Extracted records

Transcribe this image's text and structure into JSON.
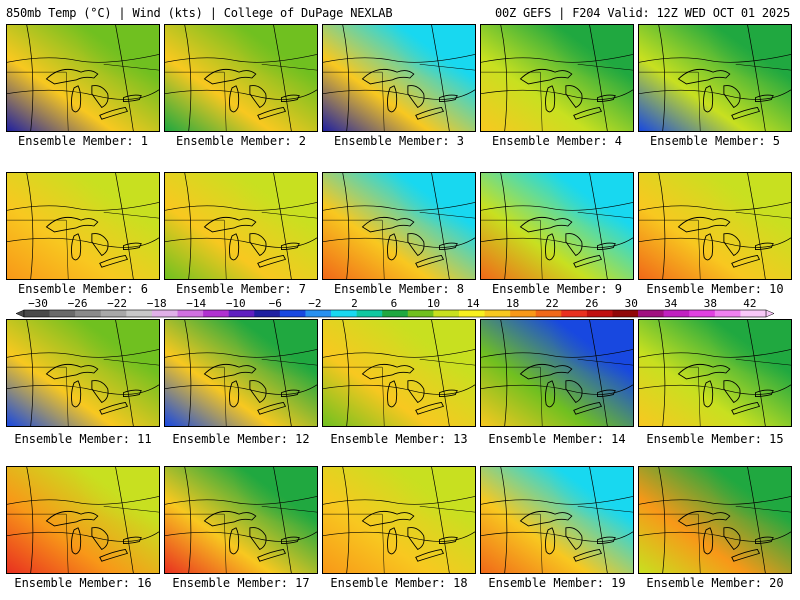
{
  "header": {
    "left": "850mb Temp (°C) | Wind (kts) | College of DuPage NEXLAB",
    "right": "00Z GEFS | F204 Valid: 12Z WED OCT 01 2025"
  },
  "member_label_prefix": "Ensemble Member: ",
  "members": [
    1,
    2,
    3,
    4,
    5,
    6,
    7,
    8,
    9,
    10,
    11,
    12,
    13,
    14,
    15,
    16,
    17,
    18,
    19,
    20
  ],
  "colorbar": {
    "ticks": [
      "−30",
      "−26",
      "−22",
      "−18",
      "−14",
      "−10",
      "−6",
      "−2",
      "2",
      "6",
      "10",
      "14",
      "18",
      "22",
      "26",
      "30",
      "34",
      "38",
      "42"
    ],
    "colors": [
      "#4a4a4a",
      "#6a6a6a",
      "#8a8a8a",
      "#a8a8a8",
      "#c8c8c8",
      "#e0b0e8",
      "#d070e0",
      "#b030d0",
      "#6020c0",
      "#2020a0",
      "#1848e0",
      "#2890f0",
      "#18d8f0",
      "#10c8a0",
      "#20a840",
      "#70c020",
      "#c8e020",
      "#f8f020",
      "#f8c820",
      "#f89818",
      "#f06818",
      "#e83020",
      "#c01010",
      "#900808",
      "#a01080",
      "#c020c0",
      "#e040e0",
      "#f080f0",
      "#f8c8f8"
    ]
  }
}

• [What you need to do]:
Repeat the full listing above exactly, with no pictures in the copy.

• [Result of the task]:
Transcribe this image's text and structure into JSON.
{
  "header": {
    "left": "850mb Temp (°C) | Wind (kts) | College of DuPage NEXLAB",
    "right": "00Z GEFS | F204 Valid: 12Z WED OCT 01 2025"
  },
  "member_label_prefix": "Ensemble Member: ",
  "members": [
    1,
    2,
    3,
    4,
    5,
    6,
    7,
    8,
    9,
    10,
    11,
    12,
    13,
    14,
    15,
    16,
    17,
    18,
    19,
    20
  ],
  "colorbar": {
    "ticks": [
      "−30",
      "−26",
      "−22",
      "−18",
      "−14",
      "−10",
      "−6",
      "−2",
      "2",
      "6",
      "10",
      "14",
      "18",
      "22",
      "26",
      "30",
      "34",
      "38",
      "42"
    ],
    "colors": [
      "#4a4a4a",
      "#6a6a6a",
      "#8a8a8a",
      "#a8a8a8",
      "#c8c8c8",
      "#e0b0e8",
      "#d070e0",
      "#b030d0",
      "#6020c0",
      "#2020a0",
      "#1848e0",
      "#2890f0",
      "#18d8f0",
      "#10c8a0",
      "#20a840",
      "#70c020",
      "#c8e020",
      "#f8f020",
      "#f8c820",
      "#f89818",
      "#f06818",
      "#e83020",
      "#c01010",
      "#900808",
      "#a01080",
      "#c020c0",
      "#e040e0",
      "#f080f0",
      "#f8c8f8"
    ]
  }
}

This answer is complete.